▸ Objective
Gather up the lines that contain "name".

▸ Records shown
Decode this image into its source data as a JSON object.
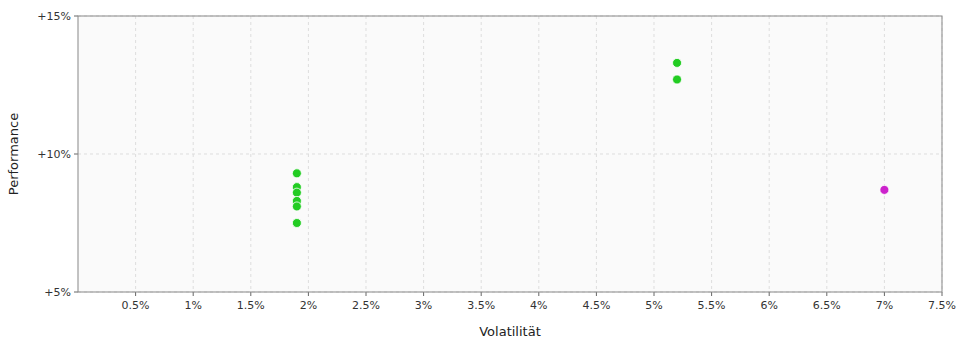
{
  "chart_data": {
    "type": "scatter",
    "xlabel": "Volatilität",
    "ylabel": "Performance",
    "xlim": [
      0.0,
      0.075
    ],
    "ylim": [
      0.05,
      0.15
    ],
    "xticks": [
      {
        "value": 0.005,
        "label": "0.5%"
      },
      {
        "value": 0.01,
        "label": "1%"
      },
      {
        "value": 0.015,
        "label": "1.5%"
      },
      {
        "value": 0.02,
        "label": "2%"
      },
      {
        "value": 0.025,
        "label": "2.5%"
      },
      {
        "value": 0.03,
        "label": "3%"
      },
      {
        "value": 0.035,
        "label": "3.5%"
      },
      {
        "value": 0.04,
        "label": "4%"
      },
      {
        "value": 0.045,
        "label": "4.5%"
      },
      {
        "value": 0.05,
        "label": "5%"
      },
      {
        "value": 0.055,
        "label": "5.5%"
      },
      {
        "value": 0.06,
        "label": "6%"
      },
      {
        "value": 0.065,
        "label": "6.5%"
      },
      {
        "value": 0.07,
        "label": "7%"
      },
      {
        "value": 0.075,
        "label": "7.5%"
      }
    ],
    "yticks": [
      {
        "value": 0.05,
        "label": "+5%"
      },
      {
        "value": 0.1,
        "label": "+10%"
      },
      {
        "value": 0.15,
        "label": "+15%"
      }
    ],
    "grid": true,
    "series": [
      {
        "color": "#22cc22",
        "x": [
          0.019,
          0.019,
          0.019,
          0.019,
          0.019,
          0.019,
          0.052,
          0.052
        ],
        "values": [
          0.093,
          0.088,
          0.086,
          0.083,
          0.081,
          0.075,
          0.133,
          0.127
        ]
      },
      {
        "color": "#cc22cc",
        "x": [
          0.07
        ],
        "values": [
          0.087
        ]
      }
    ]
  }
}
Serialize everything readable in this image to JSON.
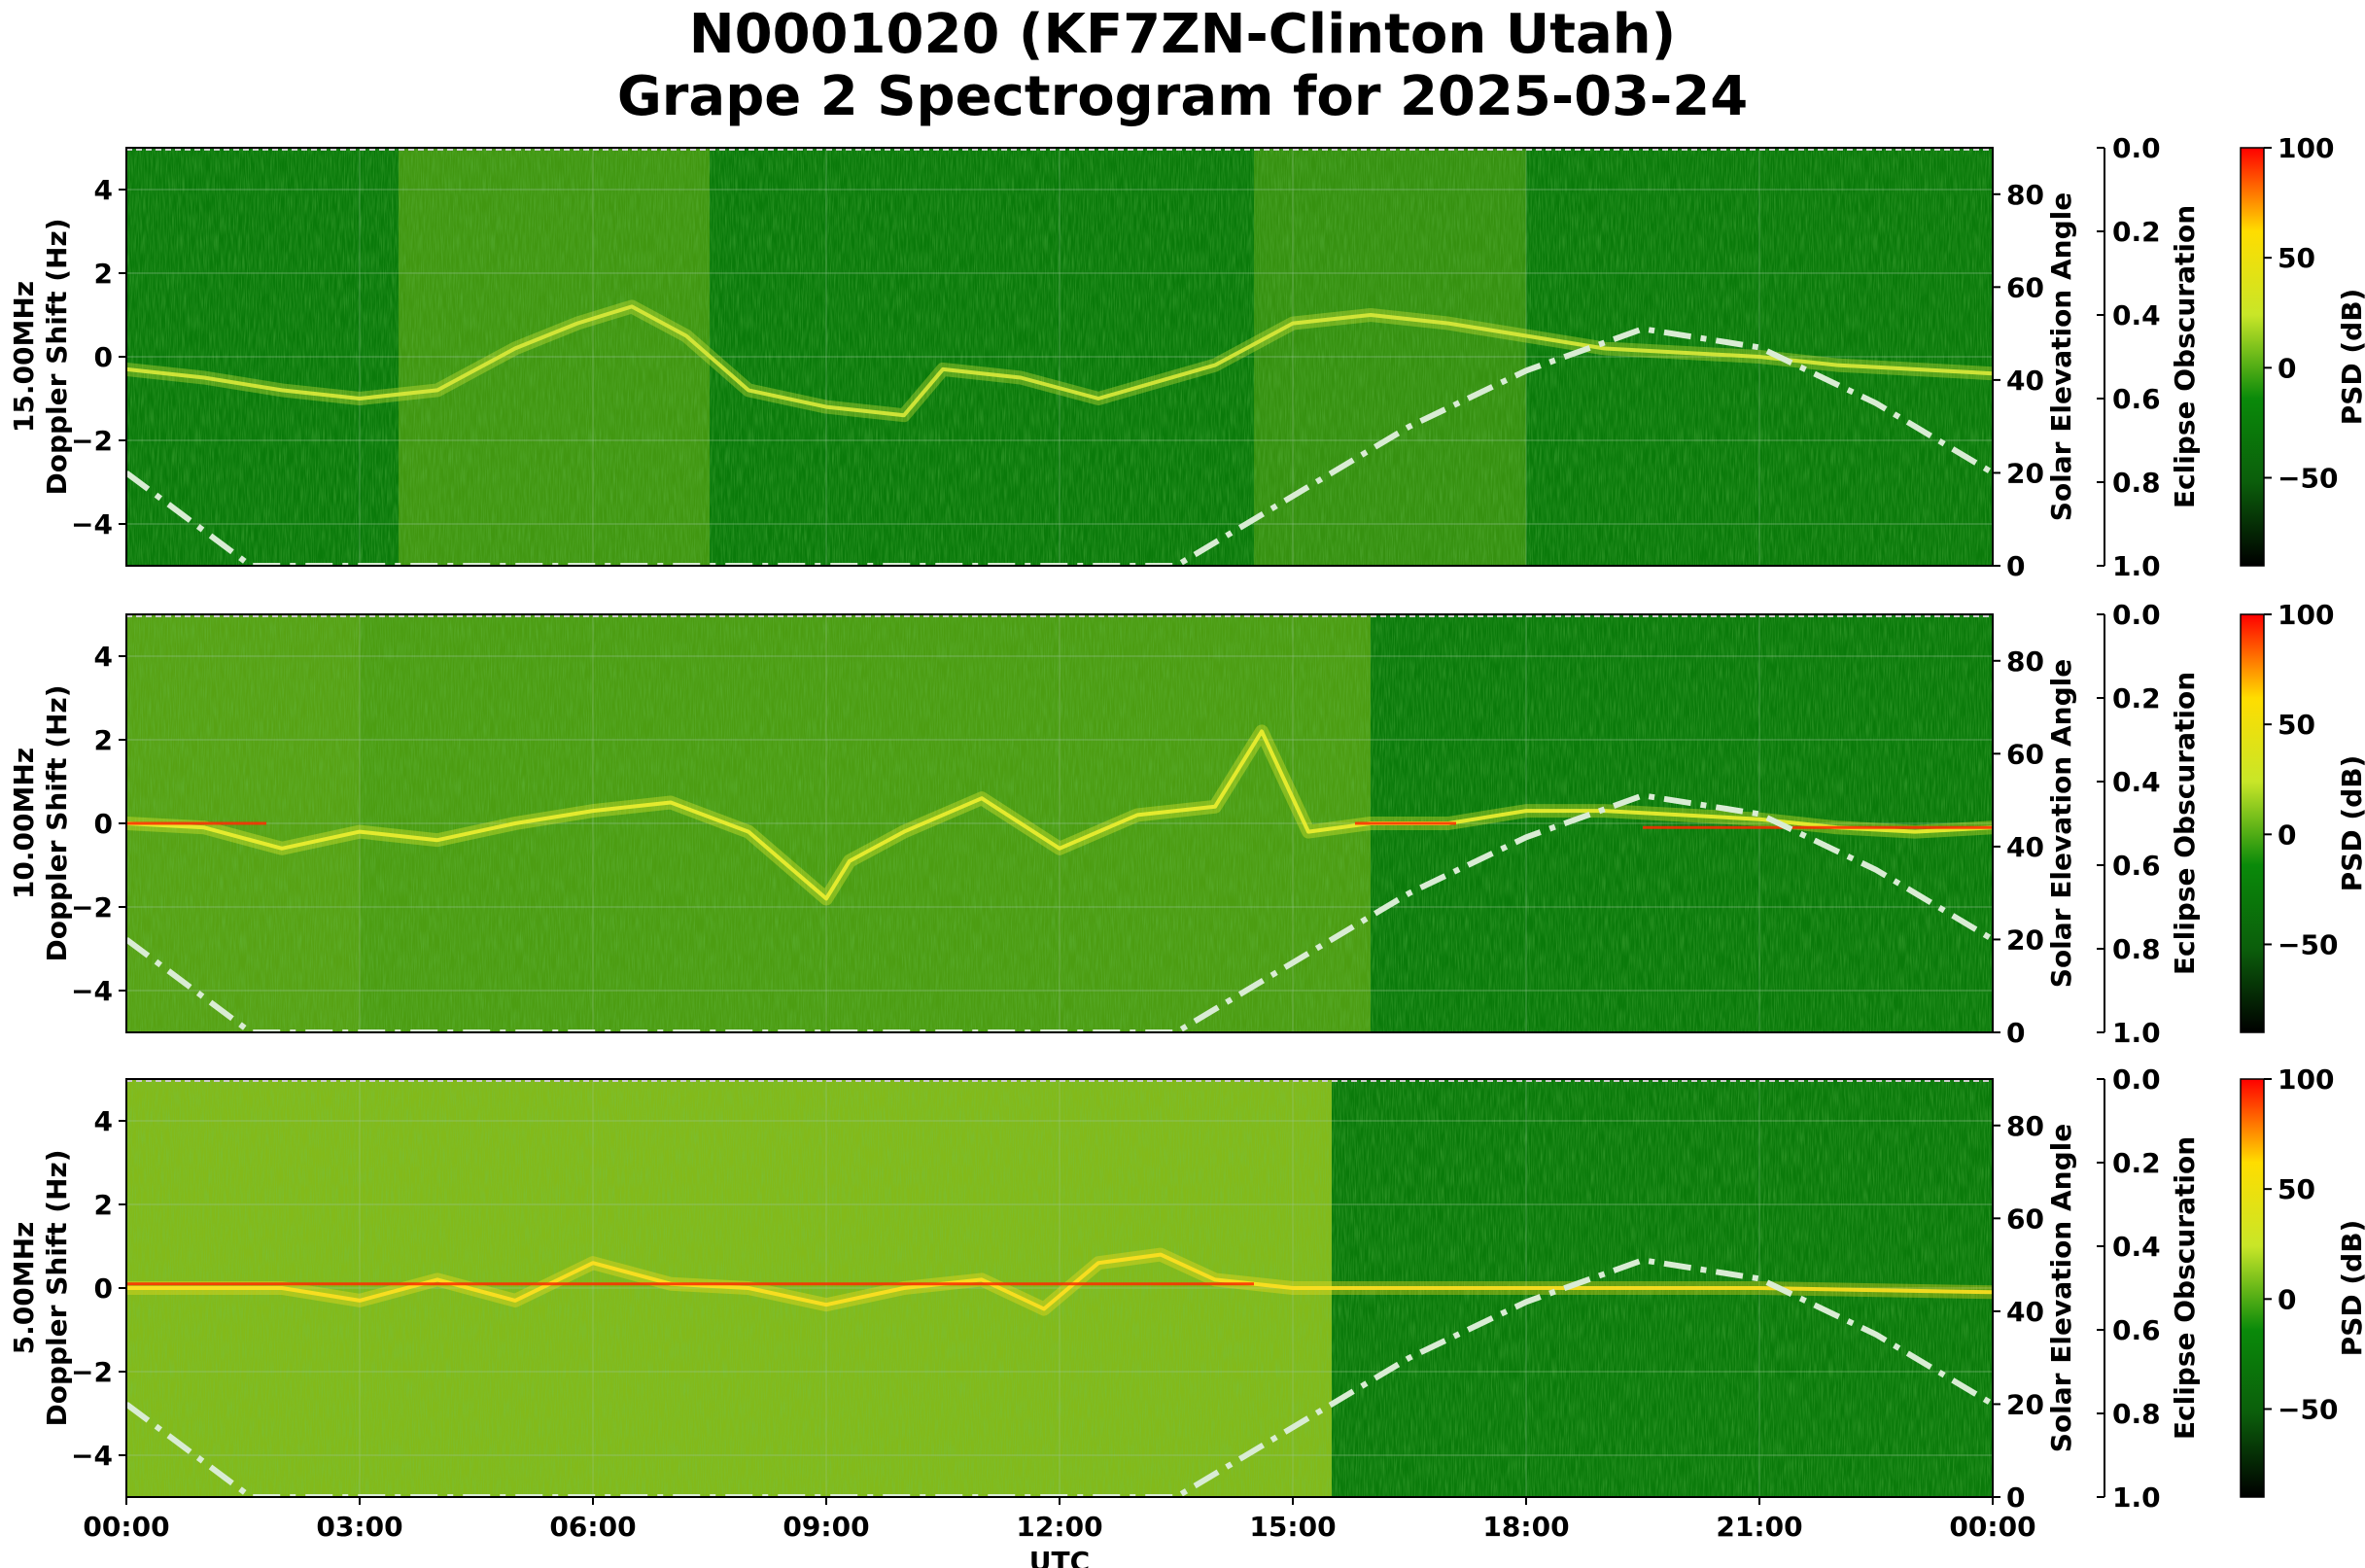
{
  "title_line1": "N0001020 (KF7ZN-Clinton Utah)",
  "title_line2": "Grape 2 Spectrogram for 2025-03-24",
  "colors": {
    "background_green": "#0a7a0a",
    "signal_yellow": "#e8ee28",
    "signal_red": "#ff2a00",
    "solar_curve": "#d9ecd4"
  },
  "chart_data": {
    "type": "heatmap",
    "xlabel": "UTC",
    "x_ticks": [
      "00:00",
      "03:00",
      "06:00",
      "09:00",
      "12:00",
      "15:00",
      "18:00",
      "21:00",
      "00:00"
    ],
    "x_range_hours": [
      0,
      24
    ],
    "colorbar": {
      "label": "PSD (dB)",
      "ticks": [
        -50,
        0,
        50,
        100
      ],
      "range": [
        -90,
        100
      ],
      "colormap": [
        "#000000",
        "#0b5e0b",
        "#0a8a0a",
        "#c8e628",
        "#ffdd00",
        "#ff0000"
      ]
    },
    "panels": [
      {
        "name": "15.00MHz",
        "ylabel_line1": "15.00MHz",
        "ylabel_line2": "Doppler Shift (Hz)",
        "y_range": [
          -5,
          5
        ],
        "y_ticks": [
          4,
          2,
          0,
          -2,
          -4
        ],
        "right_label": "Solar Elevation Angle",
        "right_ticks": [
          80,
          60,
          40,
          20,
          0
        ],
        "eclipse_label": "Eclipse Obscuration",
        "eclipse_ticks": [
          "0.0",
          "0.2",
          "0.4",
          "0.6",
          "0.8",
          "1.0"
        ],
        "ridge": [
          [
            0,
            -0.3
          ],
          [
            1,
            -0.5
          ],
          [
            2,
            -0.8
          ],
          [
            3,
            -1.0
          ],
          [
            4,
            -0.8
          ],
          [
            5,
            0.2
          ],
          [
            5.8,
            0.8
          ],
          [
            6.5,
            1.2
          ],
          [
            7.2,
            0.5
          ],
          [
            8,
            -0.8
          ],
          [
            9,
            -1.2
          ],
          [
            10,
            -1.4
          ],
          [
            10.5,
            -0.3
          ],
          [
            11.5,
            -0.5
          ],
          [
            12.5,
            -1.0
          ],
          [
            14,
            -0.2
          ],
          [
            15,
            0.8
          ],
          [
            16,
            1.0
          ],
          [
            17,
            0.8
          ],
          [
            18,
            0.5
          ],
          [
            19,
            0.2
          ],
          [
            20,
            0.1
          ],
          [
            21,
            0.0
          ],
          [
            22,
            -0.2
          ],
          [
            23,
            -0.3
          ],
          [
            24,
            -0.4
          ]
        ],
        "ridge_color": "#dcea3a",
        "wash": [
          {
            "from": 3.5,
            "to": 7.5,
            "opacity": 0.25
          },
          {
            "from": 14.5,
            "to": 18,
            "opacity": 0.2
          }
        ],
        "red_segments": []
      },
      {
        "name": "10.00MHz",
        "ylabel_line1": "10.00MHz",
        "ylabel_line2": "Doppler Shift (Hz)",
        "y_range": [
          -5,
          5
        ],
        "y_ticks": [
          4,
          2,
          0,
          -2,
          -4
        ],
        "right_label": "Solar Elevation Angle",
        "right_ticks": [
          80,
          60,
          40,
          20,
          0
        ],
        "eclipse_label": "Eclipse Obscuration",
        "eclipse_ticks": [
          "0.0",
          "0.2",
          "0.4",
          "0.6",
          "0.8",
          "1.0"
        ],
        "ridge": [
          [
            0,
            0.0
          ],
          [
            1,
            -0.1
          ],
          [
            2,
            -0.6
          ],
          [
            3,
            -0.2
          ],
          [
            4,
            -0.4
          ],
          [
            5,
            0.0
          ],
          [
            6,
            0.3
          ],
          [
            7,
            0.5
          ],
          [
            8,
            -0.2
          ],
          [
            9,
            -1.8
          ],
          [
            9.3,
            -0.9
          ],
          [
            10,
            -0.2
          ],
          [
            11,
            0.6
          ],
          [
            12,
            -0.6
          ],
          [
            13,
            0.2
          ],
          [
            14,
            0.4
          ],
          [
            14.6,
            2.2
          ],
          [
            15.2,
            -0.2
          ],
          [
            16,
            0.0
          ],
          [
            17,
            0.0
          ],
          [
            18,
            0.3
          ],
          [
            19,
            0.3
          ],
          [
            20,
            0.2
          ],
          [
            21,
            0.1
          ],
          [
            22,
            -0.1
          ],
          [
            23,
            -0.2
          ],
          [
            24,
            -0.1
          ]
        ],
        "ridge_color": "#eef030",
        "wash": [
          {
            "from": 0,
            "to": 3,
            "opacity": 0.35
          },
          {
            "from": 3,
            "to": 16,
            "opacity": 0.3
          }
        ],
        "red_segments": [
          {
            "from": 0,
            "to": 1.8,
            "y": 0.0
          },
          {
            "from": 15.8,
            "to": 17.1,
            "y": 0.0
          },
          {
            "from": 19.5,
            "to": 24,
            "y": -0.1
          }
        ]
      },
      {
        "name": "5.00MHz",
        "ylabel_line1": "5.00MHz",
        "ylabel_line2": "Doppler Shift (Hz)",
        "y_range": [
          -5,
          5
        ],
        "y_ticks": [
          4,
          2,
          0,
          -2,
          -4
        ],
        "right_label": "Solar Elevation Angle",
        "right_ticks": [
          80,
          60,
          40,
          20,
          0
        ],
        "eclipse_label": "Eclipse Obscuration",
        "eclipse_ticks": [
          "0.0",
          "0.2",
          "0.4",
          "0.6",
          "0.8",
          "1.0"
        ],
        "ridge": [
          [
            0,
            0.0
          ],
          [
            1,
            0.0
          ],
          [
            2,
            0.0
          ],
          [
            3,
            -0.3
          ],
          [
            4,
            0.2
          ],
          [
            5,
            -0.3
          ],
          [
            6,
            0.6
          ],
          [
            7,
            0.1
          ],
          [
            8,
            0.0
          ],
          [
            9,
            -0.4
          ],
          [
            10,
            0.0
          ],
          [
            11,
            0.2
          ],
          [
            11.8,
            -0.5
          ],
          [
            12.5,
            0.6
          ],
          [
            13.3,
            0.8
          ],
          [
            14,
            0.2
          ],
          [
            15,
            0.0
          ],
          [
            18,
            0.0
          ],
          [
            21,
            0.0
          ],
          [
            24,
            -0.1
          ]
        ],
        "ridge_color": "#ffe020",
        "wash": [
          {
            "from": 0,
            "to": 15.5,
            "opacity": 0.55
          }
        ],
        "red_segments": [
          {
            "from": 0,
            "to": 14.5,
            "y": 0.1
          }
        ]
      }
    ],
    "solar_elevation": {
      "style": "dash-dot",
      "points": [
        [
          0,
          20
        ],
        [
          1.6,
          0
        ],
        [
          13.5,
          0
        ],
        [
          15,
          15
        ],
        [
          16.5,
          30
        ],
        [
          18,
          42
        ],
        [
          19.5,
          51
        ],
        [
          21,
          47
        ],
        [
          22.5,
          35
        ],
        [
          24,
          20
        ]
      ]
    }
  }
}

▸ Complete answer
        "name": "15.00MHz",
        "name": "10.00MHz",
        "name": "5.00MHz",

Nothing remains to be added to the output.